EXERCISE INPUT:

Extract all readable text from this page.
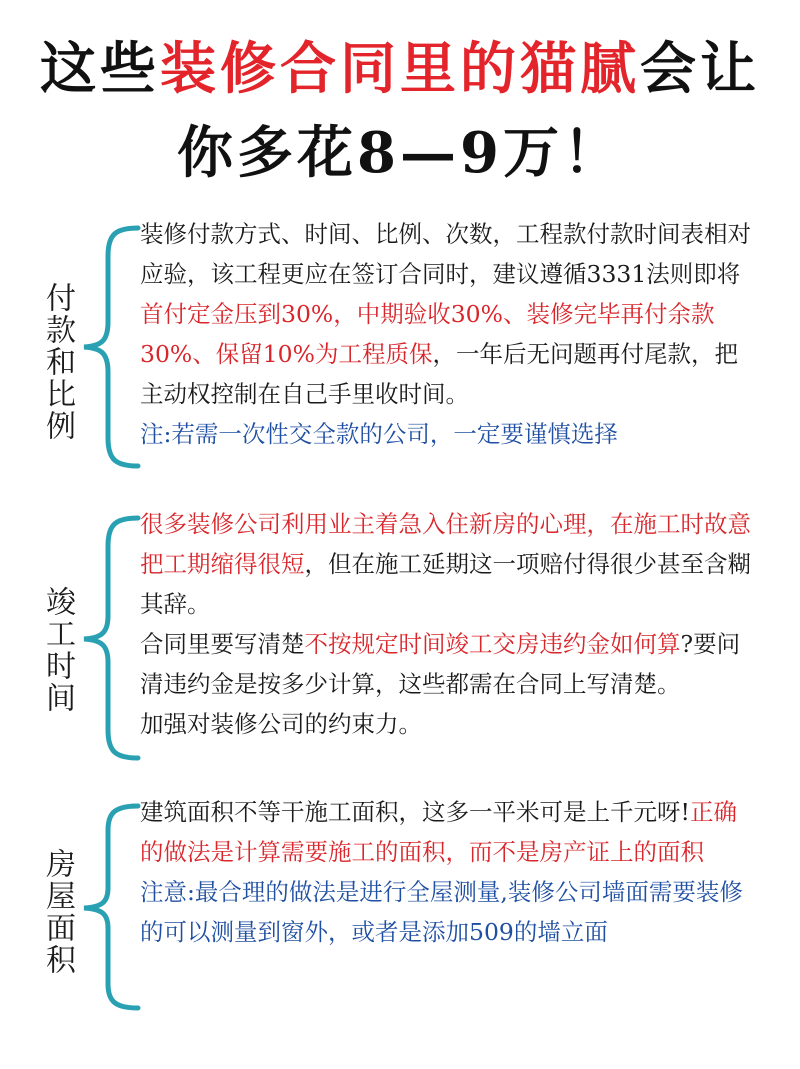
这些装修合同里的猫腻会让
你多花8—9万！
付款和比例
装修付款方式、时间、比例、次数，工程款付款时间表相对应验，该工程更应在签订合同时，建议遵循3331法则即将首付定金压到30%，中期验收30%、装修完毕再付余款30%、保留10%为工程质保，一年后无问题再付尾款，把主动权控制在自己手里收时间。
注:若需一次性交全款的公司，一定要谨慎选择
竣工时间
很多装修公司利用业主着急入住新房的心理，在施工时故意把工期缩得很短，但在施工延期这一项赔付得很少甚至含糊其辞。
合同里要写清楚不按规定时间竣工交房违约金如何算?要问清违约金是按多少计算，这些都需在合同上写清楚。
加强对装修公司的约束力。
房屋面积
建筑面积不等干施工面积，这多一平米可是上千元呀!正确的做法是计算需要施工的面积，而不是房产证上的面积
注意:最合理的做法是进行全屋测量,装修公司墙面需要装修的可以测量到窗外，或者是添加509的墙立面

EXERCISE INSTRUCTIONS: Without including any picture, repeat the data exactly.

REPLY TO THE TASK:
Extract all readable text from this page.
这些装修合同里的猫腻会让
你多花8—9万！
付款和比例
装修付款方式、时间、比例、次数，工程款付款时间表相对应验，该工程更应在签订合同时，建议遵循3331法则即将首付定金压到30%，中期验收30%、装修完毕再付余款30%、保留10%为工程质保，一年后无问题再付尾款，把主动权控制在自己手里收时间。
注:若需一次性交全款的公司，一定要谨慎选择
竣工时间
很多装修公司利用业主着急入住新房的心理，在施工时故意把工期缩得很短，但在施工延期这一项赔付得很少甚至含糊其辞。
合同里要写清楚不按规定时间竣工交房违约金如何算?要问清违约金是按多少计算，这些都需在合同上写清楚。
加强对装修公司的约束力。
房屋面积
建筑面积不等干施工面积，这多一平米可是上千元呀!正确的做法是计算需要施工的面积，而不是房产证上的面积
注意:最合理的做法是进行全屋测量,装修公司墙面需要装修的可以测量到窗外，或者是添加509的墙立面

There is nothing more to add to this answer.